Directive :: All records must be quoted exactly. Omit the pictures.

====================

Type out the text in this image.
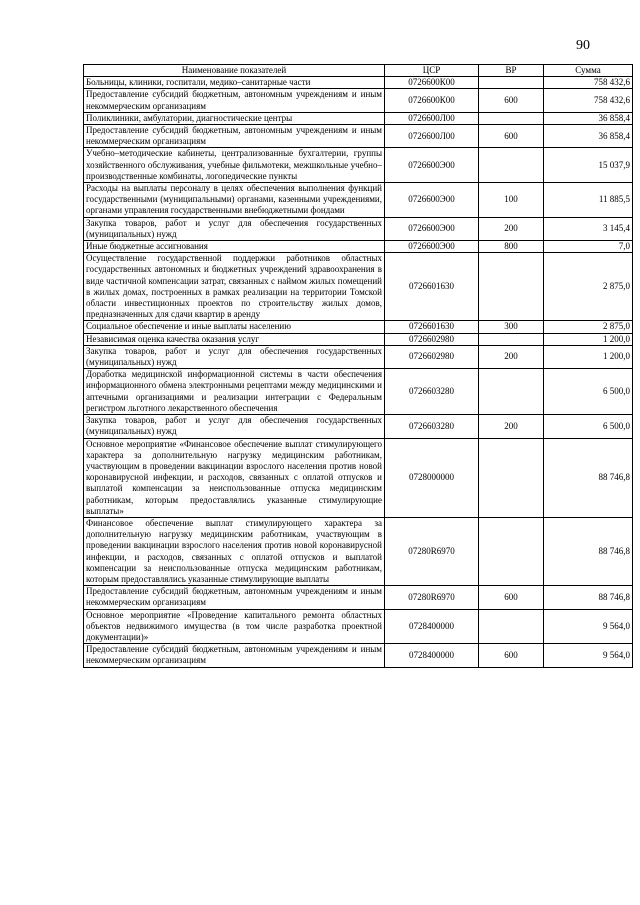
90
Наименование показателей	ЦСР	ВР	Сумма
Больницы, клиники, госпитали, медико–санитарные части	0726600К00		758 432,6
Предоставление субсидий бюджетным, автономным учреждениям и иным некоммерческим организациям	0726600К00	600	758 432,6
Поликлиники, амбулатории, диагностические центры	0726600Л00		36 858,4
Предоставление субсидий бюджетным, автономным учреждениям и иным некоммерческим организациям	0726600Л00	600	36 858,4
Учебно–методические кабинеты, централизованные бухгалтерии, группы хозяйственного обслуживания, учебные фильмотеки, межшкольные учебно–производственные комбинаты, логопедические пункты	0726600Э00		15 037,9
Расходы на выплаты персоналу в целях обеспечения выполнения функций государственными (муниципальными) органами, казенными учреждениями, органами управления государственными внебюджетными фондами	0726600Э00	100	11 885,5
Закупка товаров, работ и услуг для обеспечения государственных (муниципальных) нужд	0726600Э00	200	3 145,4
Иные бюджетные ассигнования	0726600Э00	800	7,0
Осуществление государственной поддержки работников областных государственных автономных и бюджетных учреждений здравоохранения в виде частичной компенсации затрат, связанных с наймом жилых помещений в жилых домах, построенных в рамках реализации на территории Томской области инвестиционных проектов по строительству жилых домов, предназначенных для сдачи квартир в аренду	0726601630		2 875,0
Социальное обеспечение и иные выплаты населению	0726601630	300	2 875,0
Независимая оценка качества оказания услуг	0726602980		1 200,0
Закупка товаров, работ и услуг для обеспечения государственных (муниципальных) нужд	0726602980	200	1 200,0
Доработка медицинской информационной системы в части обеспечения информационного обмена электронными рецептами между медицинскими и аптечными организациями и реализации интеграции с Федеральным регистром льготного лекарственного обеспечения	0726603280		6 500,0
Закупка товаров, работ и услуг для обеспечения государственных (муниципальных) нужд	0726603280	200	6 500,0
Основное мероприятие «Финансовое обеспечение выплат стимулирующего характера за дополнительную нагрузку медицинским работникам, участвующим в проведении вакцинации взрослого населения против новой коронавирусной инфекции, и расходов, связанных с оплатой отпусков и выплатой компенсации за неиспользованные отпуска медицинским работникам, которым предоставлялись указанные стимулирующие выплаты»	0728000000		88 746,8
Финансовое обеспечение выплат стимулирующего характера за дополнительную нагрузку медицинским работникам, участвующим в проведении вакцинации взрослого населения против новой коронавирусной инфекции, и расходов, связанных с оплатой отпусков и выплатой компенсации за неиспользованные отпуска медицинским работникам, которым предоставлялись указанные стимулирующие выплаты	07280R6970		88 746,8
Предоставление субсидий бюджетным, автономным учреждениям и иным некоммерческим организациям	07280R6970	600	88 746,8
Основное мероприятие «Проведение капитального ремонта областных объектов недвижимого имущества (в том числе разработка проектной документации)»	0728400000		9 564,0
Предоставление субсидий бюджетным, автономным учреждениям и иным некоммерческим организациям	0728400000	600	9 564,0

====================

The solution ::
Type out the text in this image.
90
Наименование показателей	ЦСР	ВР	Сумма
Больницы, клиники, госпитали, медико–санитарные части	0726600К00		758 432,6
Предоставление субсидий бюджетным, автономным учреждениям и иным некоммерческим организациям	0726600К00	600	758 432,6
Поликлиники, амбулатории, диагностические центры	0726600Л00		36 858,4
Предоставление субсидий бюджетным, автономным учреждениям и иным некоммерческим организациям	0726600Л00	600	36 858,4
Учебно–методические кабинеты, централизованные бухгалтерии, группы хозяйственного обслуживания, учебные фильмотеки, межшкольные учебно–производственные комбинаты, логопедические пункты	0726600Э00		15 037,9
Расходы на выплаты персоналу в целях обеспечения выполнения функций государственными (муниципальными) органами, казенными учреждениями, органами управления государственными внебюджетными фондами	0726600Э00	100	11 885,5
Закупка товаров, работ и услуг для обеспечения государственных (муниципальных) нужд	0726600Э00	200	3 145,4
Иные бюджетные ассигнования	0726600Э00	800	7,0
Осуществление государственной поддержки работников областных государственных автономных и бюджетных учреждений здравоохранения в виде частичной компенсации затрат, связанных с наймом жилых помещений в жилых домах, построенных в рамках реализации на территории Томской области инвестиционных проектов по строительству жилых домов, предназначенных для сдачи квартир в аренду	0726601630		2 875,0
Социальное обеспечение и иные выплаты населению	0726601630	300	2 875,0
Независимая оценка качества оказания услуг	0726602980		1 200,0
Закупка товаров, работ и услуг для обеспечения государственных (муниципальных) нужд	0726602980	200	1 200,0
Доработка медицинской информационной системы в части обеспечения информационного обмена электронными рецептами между медицинскими и аптечными организациями и реализации интеграции с Федеральным регистром льготного лекарственного обеспечения	0726603280		6 500,0
Закупка товаров, работ и услуг для обеспечения государственных (муниципальных) нужд	0726603280	200	6 500,0
Основное мероприятие «Финансовое обеспечение выплат стимулирующего характера за дополнительную нагрузку медицинским работникам, участвующим в проведении вакцинации взрослого населения против новой коронавирусной инфекции, и расходов, связанных с оплатой отпусков и выплатой компенсации за неиспользованные отпуска медицинским работникам, которым предоставлялись указанные стимулирующие выплаты»	0728000000		88 746,8
Финансовое обеспечение выплат стимулирующего характера за дополнительную нагрузку медицинским работникам, участвующим в проведении вакцинации взрослого населения против новой коронавирусной инфекции, и расходов, связанных с оплатой отпусков и выплатой компенсации за неиспользованные отпуска медицинским работникам, которым предоставлялись указанные стимулирующие выплаты	07280R6970		88 746,8
Предоставление субсидий бюджетным, автономным учреждениям и иным некоммерческим организациям	07280R6970	600	88 746,8
Основное мероприятие «Проведение капитального ремонта областных объектов недвижимого имущества (в том числе разработка проектной документации)»	0728400000		9 564,0
Предоставление субсидий бюджетным, автономным учреждениям и иным некоммерческим организациям	0728400000	600	9 564,0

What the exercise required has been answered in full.